▶ [Work to do] Extract the records below word for word and ignore the images.

Entries with figure data:
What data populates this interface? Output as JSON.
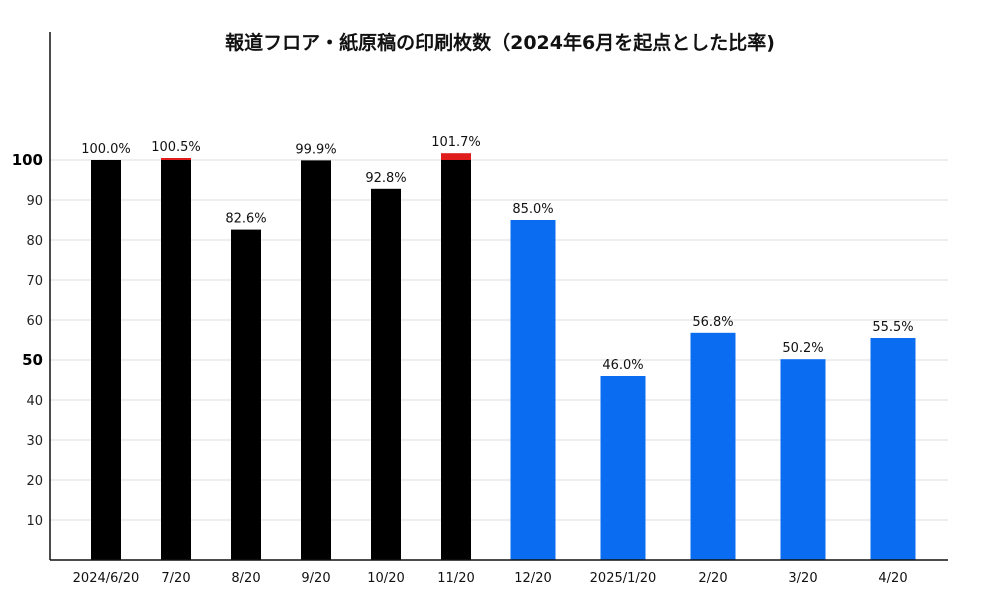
{
  "chart_data": {
    "type": "bar",
    "title": "報道フロア・紙原稿の印刷枚数（2024年6月を起点とした比率)",
    "xlabel": "",
    "ylabel": "",
    "ylim": [
      0,
      100
    ],
    "yticks": [
      10,
      20,
      30,
      40,
      50,
      60,
      70,
      80,
      90,
      100
    ],
    "major_yticks": [
      50,
      100
    ],
    "grid": true,
    "categories": [
      "2024/6/20",
      "7/20",
      "8/20",
      "9/20",
      "10/20",
      "11/20",
      "12/20",
      "2025/1/20",
      "2/20",
      "3/20",
      "4/20"
    ],
    "values": [
      100.0,
      100.5,
      82.6,
      99.9,
      92.8,
      101.7,
      85.0,
      46.0,
      56.8,
      50.2,
      55.5
    ],
    "value_labels": [
      "100.0%",
      "100.5%",
      "82.6%",
      "99.9%",
      "92.8%",
      "101.7%",
      "85.0%",
      "46.0%",
      "56.8%",
      "50.2%",
      "55.5%"
    ],
    "bar_colors": [
      "#000000",
      "#000000",
      "#000000",
      "#000000",
      "#000000",
      "#000000",
      "#0a6cf0",
      "#0a6cf0",
      "#0a6cf0",
      "#0a6cf0",
      "#0a6cf0"
    ],
    "overflow_color": "#e01b1b",
    "grid_color": "#dddddd",
    "axis_color": "#111111"
  }
}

▶ [Result of the exercise]
What data populates this interface? Output as JSON.
{
  "chart_data": {
    "type": "bar",
    "title": "報道フロア・紙原稿の印刷枚数（2024年6月を起点とした比率)",
    "xlabel": "",
    "ylabel": "",
    "ylim": [
      0,
      100
    ],
    "yticks": [
      10,
      20,
      30,
      40,
      50,
      60,
      70,
      80,
      90,
      100
    ],
    "major_yticks": [
      50,
      100
    ],
    "grid": true,
    "categories": [
      "2024/6/20",
      "7/20",
      "8/20",
      "9/20",
      "10/20",
      "11/20",
      "12/20",
      "2025/1/20",
      "2/20",
      "3/20",
      "4/20"
    ],
    "values": [
      100.0,
      100.5,
      82.6,
      99.9,
      92.8,
      101.7,
      85.0,
      46.0,
      56.8,
      50.2,
      55.5
    ],
    "value_labels": [
      "100.0%",
      "100.5%",
      "82.6%",
      "99.9%",
      "92.8%",
      "101.7%",
      "85.0%",
      "46.0%",
      "56.8%",
      "50.2%",
      "55.5%"
    ],
    "bar_colors": [
      "#000000",
      "#000000",
      "#000000",
      "#000000",
      "#000000",
      "#000000",
      "#0a6cf0",
      "#0a6cf0",
      "#0a6cf0",
      "#0a6cf0",
      "#0a6cf0"
    ],
    "overflow_color": "#e01b1b",
    "grid_color": "#dddddd",
    "axis_color": "#111111"
  }
}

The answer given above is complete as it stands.